## Requirement:
Your task is to copy every line of this material exactly.

#### Records for processing

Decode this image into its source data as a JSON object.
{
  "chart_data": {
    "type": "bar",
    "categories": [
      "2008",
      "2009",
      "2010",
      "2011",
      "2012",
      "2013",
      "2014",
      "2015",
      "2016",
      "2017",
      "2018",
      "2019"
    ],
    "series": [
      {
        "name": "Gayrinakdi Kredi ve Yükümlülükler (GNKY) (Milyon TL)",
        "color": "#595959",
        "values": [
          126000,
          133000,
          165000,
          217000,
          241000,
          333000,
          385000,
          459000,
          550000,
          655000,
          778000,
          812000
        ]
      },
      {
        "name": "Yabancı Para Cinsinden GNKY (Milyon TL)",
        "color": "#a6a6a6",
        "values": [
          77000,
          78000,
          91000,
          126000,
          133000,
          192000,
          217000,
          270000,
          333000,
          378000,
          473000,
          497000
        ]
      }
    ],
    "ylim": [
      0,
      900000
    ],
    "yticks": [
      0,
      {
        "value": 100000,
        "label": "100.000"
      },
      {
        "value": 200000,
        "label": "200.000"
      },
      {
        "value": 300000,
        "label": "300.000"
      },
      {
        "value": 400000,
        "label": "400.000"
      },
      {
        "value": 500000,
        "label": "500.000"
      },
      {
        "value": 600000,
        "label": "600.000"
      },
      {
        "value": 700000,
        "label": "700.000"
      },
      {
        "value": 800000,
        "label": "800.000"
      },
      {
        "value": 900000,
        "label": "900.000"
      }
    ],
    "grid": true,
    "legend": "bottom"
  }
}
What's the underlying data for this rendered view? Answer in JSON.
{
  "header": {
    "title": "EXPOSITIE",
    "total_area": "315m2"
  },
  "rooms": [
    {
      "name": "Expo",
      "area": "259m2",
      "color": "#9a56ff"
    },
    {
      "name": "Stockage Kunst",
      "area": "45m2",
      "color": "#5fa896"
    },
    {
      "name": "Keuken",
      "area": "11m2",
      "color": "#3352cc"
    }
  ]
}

########

## Solved problem:
Decode this image into its source data as a JSON object.
{
  "chart_data": {
    "type": "bar",
    "categories": [
      "2008",
      "2009",
      "2010",
      "2011",
      "2012",
      "2013",
      "2014",
      "2015",
      "2016",
      "2017",
      "2018",
      "2019"
    ],
    "series": [
      {
        "name": "Gayrinakdi Kredi ve Yükümlülükler (GNKY) (Milyon TL)",
        "color": "#595959",
        "values": [
          126000,
          133000,
          165000,
          217000,
          241000,
          333000,
          385000,
          459000,
          550000,
          655000,
          778000,
          812000
        ]
      },
      {
        "name": "Yabancı Para Cinsinden GNKY (Milyon TL)",
        "color": "#a6a6a6",
        "values": [
          77000,
          78000,
          91000,
          126000,
          133000,
          192000,
          217000,
          270000,
          333000,
          378000,
          473000,
          497000
        ]
      }
    ],
    "ylim": [
      0,
      900000
    ],
    "yticks": [
      0,
      {
        "value": 100000,
        "label": "100.000"
      },
      {
        "value": 200000,
        "label": "200.000"
      },
      {
        "value": 300000,
        "label": "300.000"
      },
      {
        "value": 400000,
        "label": "400.000"
      },
      {
        "value": 500000,
        "label": "500.000"
      },
      {
        "value": 600000,
        "label": "600.000"
      },
      {
        "value": 700000,
        "label": "700.000"
      },
      {
        "value": 800000,
        "label": "800.000"
      },
      {
        "value": 900000,
        "label": "900.000"
      }
    ],
    "grid": true,
    "legend": "bottom"
  }
}
What's the underlying data for this rendered view? Answer in JSON.
{
  "header": {
    "title": "EXPOSITIE",
    "total_area": "315m2"
  },
  "rooms": [
    {
      "name": "Expo",
      "area": "259m2",
      "color": "#9a56ff"
    },
    {
      "name": "Stockage Kunst",
      "area": "45m2",
      "color": "#5fa896"
    },
    {
      "name": "Keuken",
      "area": "11m2",
      "color": "#3352cc"
    }
  ]
}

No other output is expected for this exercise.